From the listing below, return each line that includes "Catok".

[Dataset records]
-----

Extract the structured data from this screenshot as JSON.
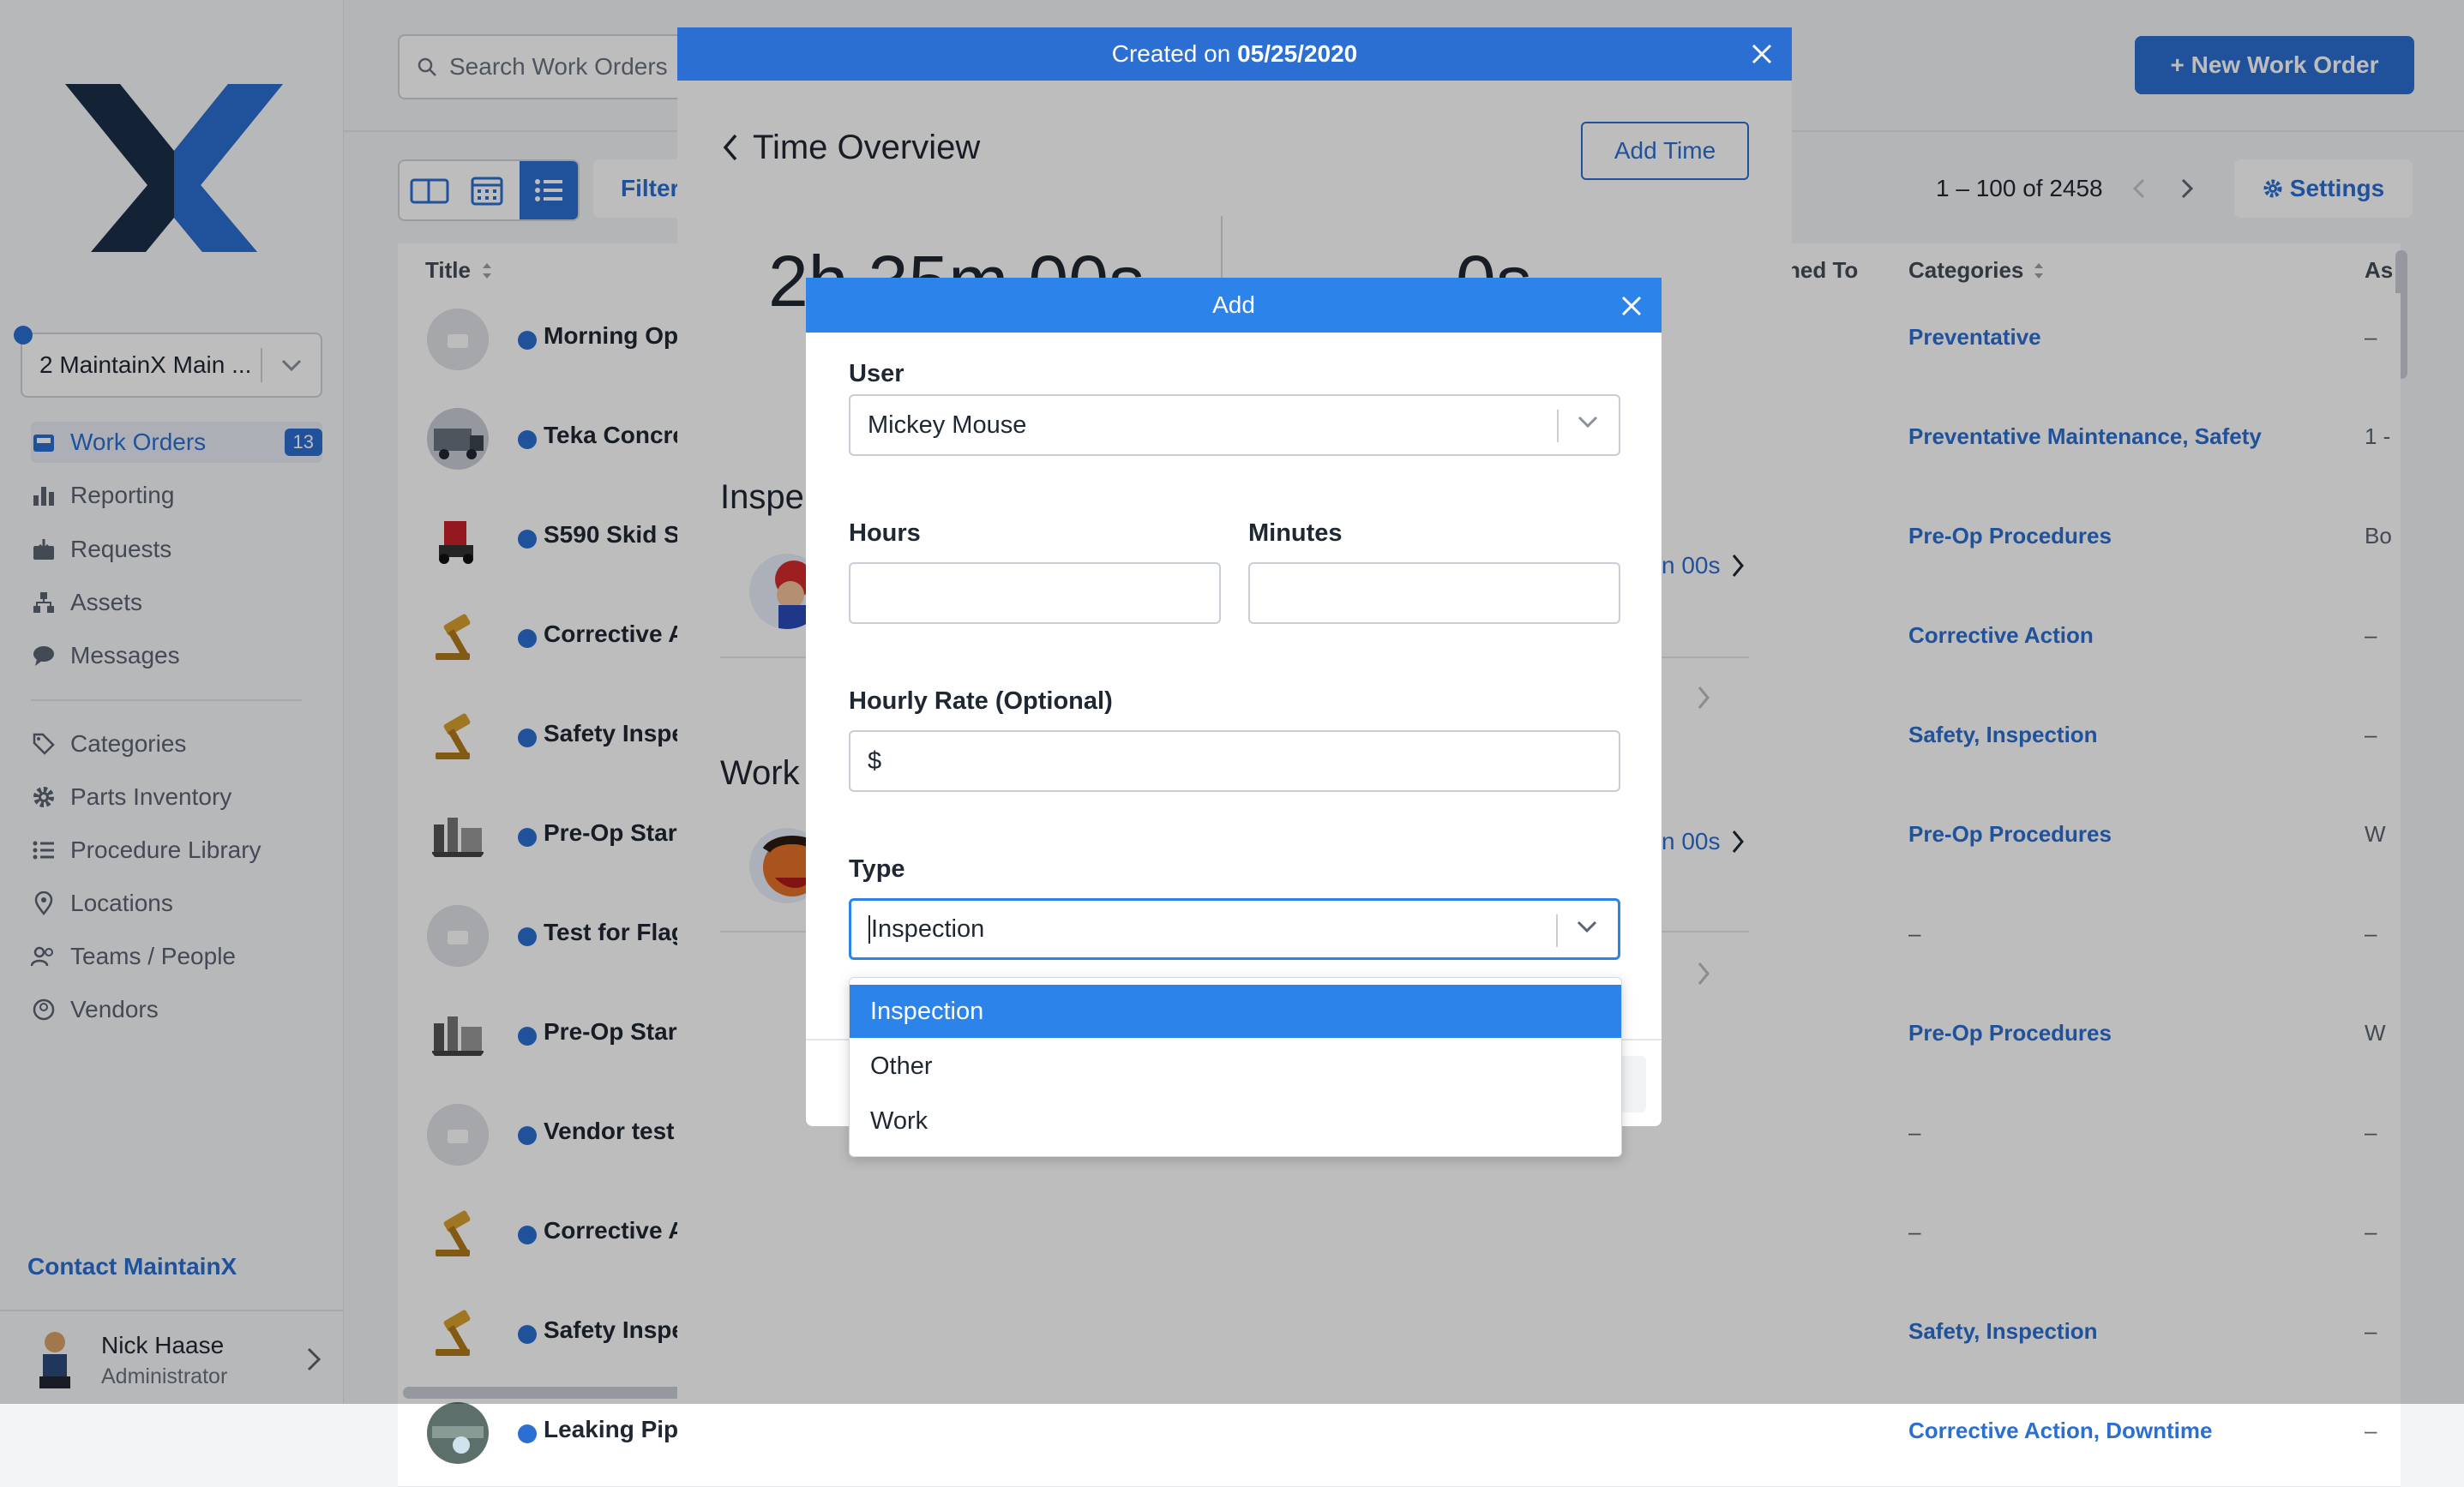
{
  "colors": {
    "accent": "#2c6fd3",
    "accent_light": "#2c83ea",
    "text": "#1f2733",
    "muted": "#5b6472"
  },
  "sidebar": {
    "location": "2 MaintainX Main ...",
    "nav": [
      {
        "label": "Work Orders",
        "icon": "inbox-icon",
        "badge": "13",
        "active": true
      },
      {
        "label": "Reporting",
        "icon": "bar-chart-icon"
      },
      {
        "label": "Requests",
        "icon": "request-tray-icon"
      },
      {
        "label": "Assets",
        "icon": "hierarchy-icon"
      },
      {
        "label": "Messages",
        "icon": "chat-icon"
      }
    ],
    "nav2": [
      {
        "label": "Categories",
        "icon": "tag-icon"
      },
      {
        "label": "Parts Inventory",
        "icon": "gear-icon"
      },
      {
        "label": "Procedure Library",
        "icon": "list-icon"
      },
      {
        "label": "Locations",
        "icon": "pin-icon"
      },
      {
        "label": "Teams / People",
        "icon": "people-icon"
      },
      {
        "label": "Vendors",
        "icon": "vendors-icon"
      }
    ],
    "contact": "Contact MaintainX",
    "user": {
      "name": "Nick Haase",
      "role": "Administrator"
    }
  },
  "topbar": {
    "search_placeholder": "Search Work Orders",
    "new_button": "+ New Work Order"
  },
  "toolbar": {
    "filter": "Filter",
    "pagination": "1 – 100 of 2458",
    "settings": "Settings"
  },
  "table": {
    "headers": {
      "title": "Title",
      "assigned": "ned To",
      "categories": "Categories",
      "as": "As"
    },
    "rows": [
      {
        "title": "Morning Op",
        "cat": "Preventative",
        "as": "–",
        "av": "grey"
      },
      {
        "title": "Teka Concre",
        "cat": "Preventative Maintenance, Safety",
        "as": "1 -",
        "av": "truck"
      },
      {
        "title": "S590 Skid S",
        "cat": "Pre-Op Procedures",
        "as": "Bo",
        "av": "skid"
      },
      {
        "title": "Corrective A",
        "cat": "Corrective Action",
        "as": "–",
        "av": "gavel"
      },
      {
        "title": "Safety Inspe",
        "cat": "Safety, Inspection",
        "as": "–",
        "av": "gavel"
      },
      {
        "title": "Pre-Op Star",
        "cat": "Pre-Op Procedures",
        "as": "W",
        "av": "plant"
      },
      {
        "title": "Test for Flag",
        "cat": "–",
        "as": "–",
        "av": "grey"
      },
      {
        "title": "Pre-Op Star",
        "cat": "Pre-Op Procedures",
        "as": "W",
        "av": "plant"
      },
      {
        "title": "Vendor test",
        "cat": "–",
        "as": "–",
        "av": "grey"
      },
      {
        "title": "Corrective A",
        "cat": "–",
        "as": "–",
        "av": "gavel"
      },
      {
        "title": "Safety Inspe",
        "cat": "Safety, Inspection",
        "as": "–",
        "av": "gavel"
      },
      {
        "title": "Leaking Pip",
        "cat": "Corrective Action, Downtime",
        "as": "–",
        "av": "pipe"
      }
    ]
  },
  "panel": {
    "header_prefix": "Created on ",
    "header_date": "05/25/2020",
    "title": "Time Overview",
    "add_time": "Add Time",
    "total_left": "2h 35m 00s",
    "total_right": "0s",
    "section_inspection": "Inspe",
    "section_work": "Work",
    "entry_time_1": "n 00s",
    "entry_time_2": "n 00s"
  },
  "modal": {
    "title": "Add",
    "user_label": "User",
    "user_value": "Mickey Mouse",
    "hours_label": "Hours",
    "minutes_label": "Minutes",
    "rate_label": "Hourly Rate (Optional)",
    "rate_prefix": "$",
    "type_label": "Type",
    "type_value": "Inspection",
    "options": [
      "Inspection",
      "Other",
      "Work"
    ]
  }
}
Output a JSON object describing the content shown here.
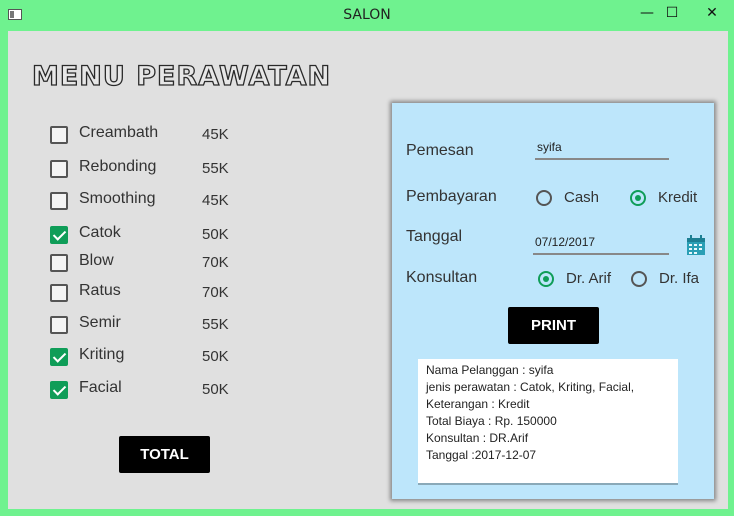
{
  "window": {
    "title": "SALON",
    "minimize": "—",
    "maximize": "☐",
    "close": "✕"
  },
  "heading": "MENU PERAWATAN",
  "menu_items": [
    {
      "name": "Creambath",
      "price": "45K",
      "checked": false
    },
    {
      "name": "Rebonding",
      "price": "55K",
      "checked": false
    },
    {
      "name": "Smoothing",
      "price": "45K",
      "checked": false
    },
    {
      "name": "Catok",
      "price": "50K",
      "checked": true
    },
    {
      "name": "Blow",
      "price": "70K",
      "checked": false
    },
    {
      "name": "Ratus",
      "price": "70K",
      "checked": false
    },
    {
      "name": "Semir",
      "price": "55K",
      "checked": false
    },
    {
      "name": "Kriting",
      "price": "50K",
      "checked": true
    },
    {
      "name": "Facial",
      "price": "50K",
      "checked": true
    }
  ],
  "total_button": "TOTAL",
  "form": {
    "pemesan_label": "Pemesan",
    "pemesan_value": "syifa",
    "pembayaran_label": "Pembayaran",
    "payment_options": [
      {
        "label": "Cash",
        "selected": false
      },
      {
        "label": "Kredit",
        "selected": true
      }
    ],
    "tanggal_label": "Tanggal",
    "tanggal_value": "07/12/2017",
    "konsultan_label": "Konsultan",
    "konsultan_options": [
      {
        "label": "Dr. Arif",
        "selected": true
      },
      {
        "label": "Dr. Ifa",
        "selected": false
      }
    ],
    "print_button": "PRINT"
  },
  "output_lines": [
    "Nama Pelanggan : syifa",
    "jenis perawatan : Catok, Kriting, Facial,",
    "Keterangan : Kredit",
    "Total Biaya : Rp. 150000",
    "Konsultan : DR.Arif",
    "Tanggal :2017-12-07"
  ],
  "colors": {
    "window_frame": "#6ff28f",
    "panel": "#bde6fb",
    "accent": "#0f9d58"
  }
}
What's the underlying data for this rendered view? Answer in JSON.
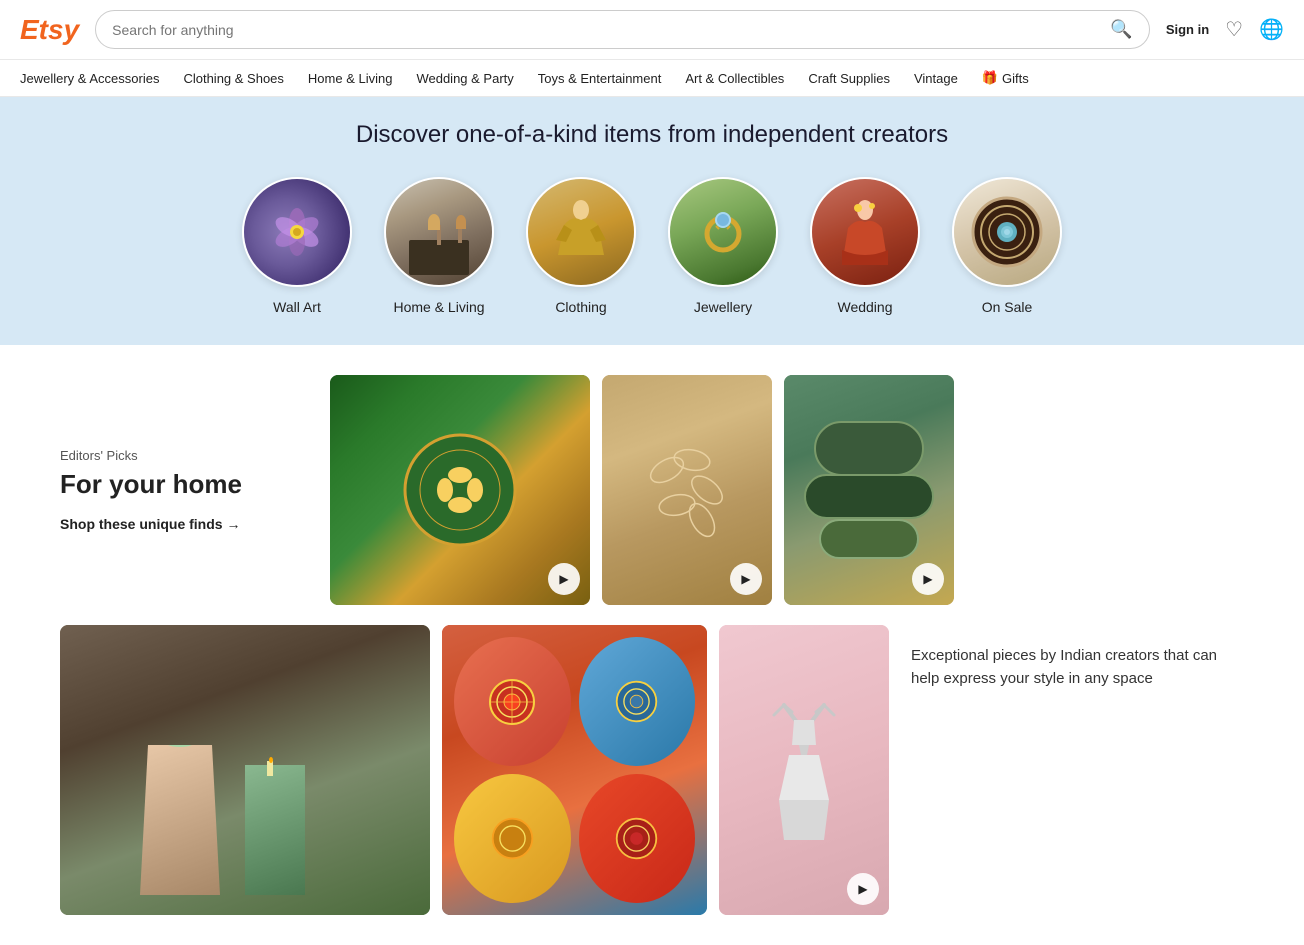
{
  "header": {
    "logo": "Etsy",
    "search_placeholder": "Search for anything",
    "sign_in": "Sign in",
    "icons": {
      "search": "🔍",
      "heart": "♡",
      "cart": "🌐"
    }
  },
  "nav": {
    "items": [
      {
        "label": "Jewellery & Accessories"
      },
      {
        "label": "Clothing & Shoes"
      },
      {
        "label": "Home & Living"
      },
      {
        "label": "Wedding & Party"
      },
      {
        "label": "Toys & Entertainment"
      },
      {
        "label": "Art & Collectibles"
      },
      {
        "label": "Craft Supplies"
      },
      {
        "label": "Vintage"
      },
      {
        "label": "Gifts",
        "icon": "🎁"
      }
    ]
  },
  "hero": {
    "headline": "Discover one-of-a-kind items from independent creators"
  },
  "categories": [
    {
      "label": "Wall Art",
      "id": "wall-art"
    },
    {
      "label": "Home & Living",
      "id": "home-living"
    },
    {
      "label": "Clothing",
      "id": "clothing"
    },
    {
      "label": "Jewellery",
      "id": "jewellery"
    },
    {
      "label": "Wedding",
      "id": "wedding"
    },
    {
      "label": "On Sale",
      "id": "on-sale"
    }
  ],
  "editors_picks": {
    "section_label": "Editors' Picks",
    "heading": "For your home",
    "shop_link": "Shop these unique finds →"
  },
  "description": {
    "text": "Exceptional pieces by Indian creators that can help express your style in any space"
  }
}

-----

__RESPONSE__
      "name": "Catok",
    "jenis perawatan : Catok, Kriting, Facial,",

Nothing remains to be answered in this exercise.